++++ MATERIAL FOR THIS EXERCISE ++++

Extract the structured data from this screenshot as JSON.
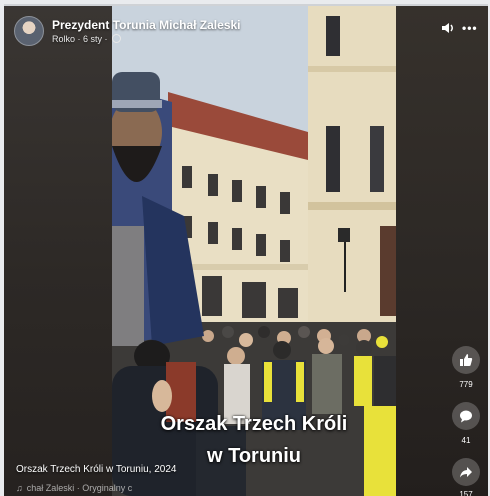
{
  "header": {
    "page_name": "Prezydent Torunia Michał Zaleski",
    "author_and_date": "Rolko · 6 sty ·"
  },
  "video": {
    "overlay_line1": "Orszak Trzech Króli",
    "overlay_line2": "w Toruniu"
  },
  "caption": {
    "text": "Orszak Trzech Króli w Toruniu, 2024",
    "audio": "chał Zaleski · Oryginalny c"
  },
  "actions": {
    "likes": "779",
    "comments": "41",
    "shares": "157"
  },
  "colors": {
    "sky": "#c9d3dd",
    "building_cream": "#e9dfc4",
    "brick_roof": "#9a4a3a",
    "vest_yellow": "#e8e13a"
  },
  "icons": {
    "speaker": "speaker-icon",
    "more": "more-options-icon",
    "like": "thumbs-up-icon",
    "comment": "comment-icon",
    "share": "share-arrow-icon",
    "music": "music-note-icon"
  }
}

++++

TASK PROMPT: Images should not appear in the copy; retype the listing above exactly.

THE RESPONSE:
Extract the structured data from this screenshot as JSON.
{
  "header": {
    "page_name": "Prezydent Torunia Michał Zaleski",
    "author_and_date": "Rolko · 6 sty ·"
  },
  "video": {
    "overlay_line1": "Orszak Trzech Króli",
    "overlay_line2": "w Toruniu"
  },
  "caption": {
    "text": "Orszak Trzech Króli w Toruniu, 2024",
    "audio": "chał Zaleski · Oryginalny c"
  },
  "actions": {
    "likes": "779",
    "comments": "41",
    "shares": "157"
  },
  "colors": {
    "sky": "#c9d3dd",
    "building_cream": "#e9dfc4",
    "brick_roof": "#9a4a3a",
    "vest_yellow": "#e8e13a"
  },
  "icons": {
    "speaker": "speaker-icon",
    "more": "more-options-icon",
    "like": "thumbs-up-icon",
    "comment": "comment-icon",
    "share": "share-arrow-icon",
    "music": "music-note-icon"
  }
}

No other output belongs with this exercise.